(Records contained in a dataset)

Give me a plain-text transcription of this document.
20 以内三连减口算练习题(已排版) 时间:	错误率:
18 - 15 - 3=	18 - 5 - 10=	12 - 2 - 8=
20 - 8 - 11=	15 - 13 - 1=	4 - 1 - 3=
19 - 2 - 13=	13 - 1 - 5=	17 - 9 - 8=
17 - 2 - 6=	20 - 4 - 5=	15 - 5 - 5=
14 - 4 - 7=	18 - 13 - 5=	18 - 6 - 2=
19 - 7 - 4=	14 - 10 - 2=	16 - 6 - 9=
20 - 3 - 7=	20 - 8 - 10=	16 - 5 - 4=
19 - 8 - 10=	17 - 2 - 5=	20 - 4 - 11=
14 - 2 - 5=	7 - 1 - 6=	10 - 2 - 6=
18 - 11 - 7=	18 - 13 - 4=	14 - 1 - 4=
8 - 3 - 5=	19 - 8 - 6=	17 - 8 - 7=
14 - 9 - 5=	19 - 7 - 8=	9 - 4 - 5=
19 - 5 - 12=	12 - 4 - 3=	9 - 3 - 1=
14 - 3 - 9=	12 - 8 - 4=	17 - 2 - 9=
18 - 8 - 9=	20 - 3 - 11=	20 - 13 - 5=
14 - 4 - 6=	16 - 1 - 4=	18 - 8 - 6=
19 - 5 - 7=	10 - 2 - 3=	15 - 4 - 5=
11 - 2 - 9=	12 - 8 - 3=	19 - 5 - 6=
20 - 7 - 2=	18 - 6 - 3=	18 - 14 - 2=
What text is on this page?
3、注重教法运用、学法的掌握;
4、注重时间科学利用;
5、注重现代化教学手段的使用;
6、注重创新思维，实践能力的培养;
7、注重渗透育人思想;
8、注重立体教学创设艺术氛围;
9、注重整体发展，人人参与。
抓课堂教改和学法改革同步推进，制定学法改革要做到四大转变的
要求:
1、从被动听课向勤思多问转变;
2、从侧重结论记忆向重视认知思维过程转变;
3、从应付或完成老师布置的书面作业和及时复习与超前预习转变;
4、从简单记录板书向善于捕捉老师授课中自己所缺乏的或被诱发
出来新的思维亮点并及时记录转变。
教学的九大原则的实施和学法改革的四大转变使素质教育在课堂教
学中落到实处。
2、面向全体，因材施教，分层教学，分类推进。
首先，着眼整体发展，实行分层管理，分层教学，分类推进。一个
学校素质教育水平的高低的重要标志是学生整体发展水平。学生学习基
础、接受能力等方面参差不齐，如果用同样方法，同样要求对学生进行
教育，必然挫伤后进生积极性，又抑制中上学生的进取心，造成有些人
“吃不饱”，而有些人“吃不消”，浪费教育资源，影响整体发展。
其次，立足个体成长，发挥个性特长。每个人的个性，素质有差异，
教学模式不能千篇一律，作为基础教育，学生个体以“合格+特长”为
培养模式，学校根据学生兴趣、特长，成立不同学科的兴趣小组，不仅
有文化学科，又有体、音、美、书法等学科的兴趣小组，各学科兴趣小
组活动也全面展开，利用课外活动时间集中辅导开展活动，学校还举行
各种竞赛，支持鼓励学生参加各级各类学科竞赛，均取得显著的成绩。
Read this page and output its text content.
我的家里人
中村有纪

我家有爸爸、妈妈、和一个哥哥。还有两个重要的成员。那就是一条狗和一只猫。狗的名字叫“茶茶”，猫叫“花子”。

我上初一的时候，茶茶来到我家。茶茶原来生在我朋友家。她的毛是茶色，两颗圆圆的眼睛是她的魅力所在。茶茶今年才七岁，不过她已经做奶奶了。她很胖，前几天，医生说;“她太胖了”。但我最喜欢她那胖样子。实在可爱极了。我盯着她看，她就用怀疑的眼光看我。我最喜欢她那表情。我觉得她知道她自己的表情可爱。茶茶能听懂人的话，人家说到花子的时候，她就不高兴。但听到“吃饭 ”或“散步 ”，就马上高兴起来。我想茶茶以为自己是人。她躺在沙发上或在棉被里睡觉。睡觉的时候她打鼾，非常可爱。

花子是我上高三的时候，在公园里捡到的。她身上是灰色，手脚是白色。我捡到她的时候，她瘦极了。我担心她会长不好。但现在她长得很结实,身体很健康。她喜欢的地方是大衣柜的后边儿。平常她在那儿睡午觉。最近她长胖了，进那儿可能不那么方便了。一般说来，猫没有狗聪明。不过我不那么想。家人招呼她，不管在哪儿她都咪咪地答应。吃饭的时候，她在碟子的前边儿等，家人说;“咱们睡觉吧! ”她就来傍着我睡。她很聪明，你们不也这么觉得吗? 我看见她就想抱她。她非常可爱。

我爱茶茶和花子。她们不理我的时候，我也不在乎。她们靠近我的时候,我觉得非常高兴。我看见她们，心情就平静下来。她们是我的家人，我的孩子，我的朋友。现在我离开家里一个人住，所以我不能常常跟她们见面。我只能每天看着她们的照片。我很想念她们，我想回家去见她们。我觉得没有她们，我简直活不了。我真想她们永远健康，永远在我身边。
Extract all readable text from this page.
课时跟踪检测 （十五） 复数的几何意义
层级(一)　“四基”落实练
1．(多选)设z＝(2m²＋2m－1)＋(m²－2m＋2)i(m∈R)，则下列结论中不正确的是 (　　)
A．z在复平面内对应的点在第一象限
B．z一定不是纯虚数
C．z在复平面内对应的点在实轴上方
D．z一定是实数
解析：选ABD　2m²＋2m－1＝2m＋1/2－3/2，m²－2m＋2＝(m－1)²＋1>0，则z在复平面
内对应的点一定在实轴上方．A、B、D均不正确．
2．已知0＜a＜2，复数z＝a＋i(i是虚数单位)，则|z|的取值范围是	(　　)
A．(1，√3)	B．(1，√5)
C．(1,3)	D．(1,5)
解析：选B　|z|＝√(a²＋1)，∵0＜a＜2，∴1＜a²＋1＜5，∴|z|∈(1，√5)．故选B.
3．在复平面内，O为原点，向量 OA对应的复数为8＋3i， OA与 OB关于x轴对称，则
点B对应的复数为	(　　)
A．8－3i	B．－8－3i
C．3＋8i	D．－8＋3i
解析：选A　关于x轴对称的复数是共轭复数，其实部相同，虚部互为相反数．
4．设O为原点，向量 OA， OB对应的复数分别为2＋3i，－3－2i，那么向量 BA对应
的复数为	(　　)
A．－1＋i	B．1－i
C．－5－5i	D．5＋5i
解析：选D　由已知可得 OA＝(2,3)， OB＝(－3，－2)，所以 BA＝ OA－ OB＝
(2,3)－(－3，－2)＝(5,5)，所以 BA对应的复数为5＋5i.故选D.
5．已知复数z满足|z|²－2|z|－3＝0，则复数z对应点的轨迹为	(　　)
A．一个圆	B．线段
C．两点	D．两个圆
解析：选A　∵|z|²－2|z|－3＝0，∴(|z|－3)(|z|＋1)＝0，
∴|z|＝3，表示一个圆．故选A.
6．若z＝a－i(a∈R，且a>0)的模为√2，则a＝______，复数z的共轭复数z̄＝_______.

### JOB
Transcribe the material exactly as it reads.

### CORRECT RESULT
Give me a plain-text transcription of this document.
20 以内三连减口算练习题(已排版) 时间:	错误率:
18 - 15 - 3=	18 - 5 - 10=	12 - 2 - 8=
20 - 8 - 11=	15 - 13 - 1=	4 - 1 - 3=
19 - 2 - 13=	13 - 1 - 5=	17 - 9 - 8=
17 - 2 - 6=	20 - 4 - 5=	15 - 5 - 5=
14 - 4 - 7=	18 - 13 - 5=	18 - 6 - 2=
19 - 7 - 4=	14 - 10 - 2=	16 - 6 - 9=
20 - 3 - 7=	20 - 8 - 10=	16 - 5 - 4=
19 - 8 - 10=	17 - 2 - 5=	20 - 4 - 11=
14 - 2 - 5=	7 - 1 - 6=	10 - 2 - 6=
18 - 11 - 7=	18 - 13 - 4=	14 - 1 - 4=
8 - 3 - 5=	19 - 8 - 6=	17 - 8 - 7=
14 - 9 - 5=	19 - 7 - 8=	9 - 4 - 5=
19 - 5 - 12=	12 - 4 - 3=	9 - 3 - 1=
14 - 3 - 9=	12 - 8 - 4=	17 - 2 - 9=
18 - 8 - 9=	20 - 3 - 11=	20 - 13 - 5=
14 - 4 - 6=	16 - 1 - 4=	18 - 8 - 6=
19 - 5 - 7=	10 - 2 - 3=	15 - 4 - 5=
11 - 2 - 9=	12 - 8 - 3=	19 - 5 - 6=
20 - 7 - 2=	18 - 6 - 3=	18 - 14 - 2=
What text is on this page?
3、注重教法运用、学法的掌握;
4、注重时间科学利用;
5、注重现代化教学手段的使用;
6、注重创新思维，实践能力的培养;
7、注重渗透育人思想;
8、注重立体教学创设艺术氛围;
9、注重整体发展，人人参与。
抓课堂教改和学法改革同步推进，制定学法改革要做到四大转变的
要求:
1、从被动听课向勤思多问转变;
2、从侧重结论记忆向重视认知思维过程转变;
3、从应付或完成老师布置的书面作业和及时复习与超前预习转变;
4、从简单记录板书向善于捕捉老师授课中自己所缺乏的或被诱发
出来新的思维亮点并及时记录转变。
教学的九大原则的实施和学法改革的四大转变使素质教育在课堂教
学中落到实处。
2、面向全体，因材施教，分层教学，分类推进。
首先，着眼整体发展，实行分层管理，分层教学，分类推进。一个
学校素质教育水平的高低的重要标志是学生整体发展水平。学生学习基
础、接受能力等方面参差不齐，如果用同样方法，同样要求对学生进行
教育，必然挫伤后进生积极性，又抑制中上学生的进取心，造成有些人
“吃不饱”，而有些人“吃不消”，浪费教育资源，影响整体发展。
其次，立足个体成长，发挥个性特长。每个人的个性，素质有差异，
教学模式不能千篇一律，作为基础教育，学生个体以“合格+特长”为
培养模式，学校根据学生兴趣、特长，成立不同学科的兴趣小组，不仅
有文化学科，又有体、音、美、书法等学科的兴趣小组，各学科兴趣小
组活动也全面展开，利用课外活动时间集中辅导开展活动，学校还举行
各种竞赛，支持鼓励学生参加各级各类学科竞赛，均取得显著的成绩。
Read this page and output its text content.
我的家里人
中村有纪

我家有爸爸、妈妈、和一个哥哥。还有两个重要的成员。那就是一条狗和一只猫。狗的名字叫“茶茶”，猫叫“花子”。

我上初一的时候，茶茶来到我家。茶茶原来生在我朋友家。她的毛是茶色，两颗圆圆的眼睛是她的魅力所在。茶茶今年才七岁，不过她已经做奶奶了。她很胖，前几天，医生说;“她太胖了”。但我最喜欢她那胖样子。实在可爱极了。我盯着她看，她就用怀疑的眼光看我。我最喜欢她那表情。我觉得她知道她自己的表情可爱。茶茶能听懂人的话，人家说到花子的时候，她就不高兴。但听到“吃饭 ”或“散步 ”，就马上高兴起来。我想茶茶以为自己是人。她躺在沙发上或在棉被里睡觉。睡觉的时候她打鼾，非常可爱。

花子是我上高三的时候，在公园里捡到的。她身上是灰色，手脚是白色。我捡到她的时候，她瘦极了。我担心她会长不好。但现在她长得很结实,身体很健康。她喜欢的地方是大衣柜的后边儿。平常她在那儿睡午觉。最近她长胖了，进那儿可能不那么方便了。一般说来，猫没有狗聪明。不过我不那么想。家人招呼她，不管在哪儿她都咪咪地答应。吃饭的时候，她在碟子的前边儿等，家人说;“咱们睡觉吧! ”她就来傍着我睡。她很聪明，你们不也这么觉得吗? 我看见她就想抱她。她非常可爱。

我爱茶茶和花子。她们不理我的时候，我也不在乎。她们靠近我的时候,我觉得非常高兴。我看见她们，心情就平静下来。她们是我的家人，我的孩子，我的朋友。现在我离开家里一个人住，所以我不能常常跟她们见面。我只能每天看着她们的照片。我很想念她们，我想回家去见她们。我觉得没有她们，我简直活不了。我真想她们永远健康，永远在我身边。
Extract all readable text from this page.
课时跟踪检测 （十五） 复数的几何意义
层级(一)　“四基”落实练
1．(多选)设z＝(2m²＋2m－1)＋(m²－2m＋2)i(m∈R)，则下列结论中不正确的是 (　　)
A．z在复平面内对应的点在第一象限
B．z一定不是纯虚数
C．z在复平面内对应的点在实轴上方
D．z一定是实数
解析：选ABD　2m²＋2m－1＝2m＋1/2－3/2，m²－2m＋2＝(m－1)²＋1>0，则z在复平面
内对应的点一定在实轴上方．A、B、D均不正确．
2．已知0＜a＜2，复数z＝a＋i(i是虚数单位)，则|z|的取值范围是	(　　)
A．(1，√3)	B．(1，√5)
C．(1,3)	D．(1,5)
解析：选B　|z|＝√(a²＋1)，∵0＜a＜2，∴1＜a²＋1＜5，∴|z|∈(1，√5)．故选B.
3．在复平面内，O为原点，向量 OA对应的复数为8＋3i， OA与 OB关于x轴对称，则
点B对应的复数为	(　　)
A．8－3i	B．－8－3i
C．3＋8i	D．－8＋3i
解析：选A　关于x轴对称的复数是共轭复数，其实部相同，虚部互为相反数．
4．设O为原点，向量 OA， OB对应的复数分别为2＋3i，－3－2i，那么向量 BA对应
的复数为	(　　)
A．－1＋i	B．1－i
C．－5－5i	D．5＋5i
解析：选D　由已知可得 OA＝(2,3)， OB＝(－3，－2)，所以 BA＝ OA－ OB＝
(2,3)－(－3，－2)＝(5,5)，所以 BA对应的复数为5＋5i.故选D.
5．已知复数z满足|z|²－2|z|－3＝0，则复数z对应点的轨迹为	(　　)
A．一个圆	B．线段
C．两点	D．两个圆
解析：选A　∵|z|²－2|z|－3＝0，∴(|z|－3)(|z|＋1)＝0，
∴|z|＝3，表示一个圆．故选A.
6．若z＝a－i(a∈R，且a>0)的模为√2，则a＝______，复数z的共轭复数z̄＝_______.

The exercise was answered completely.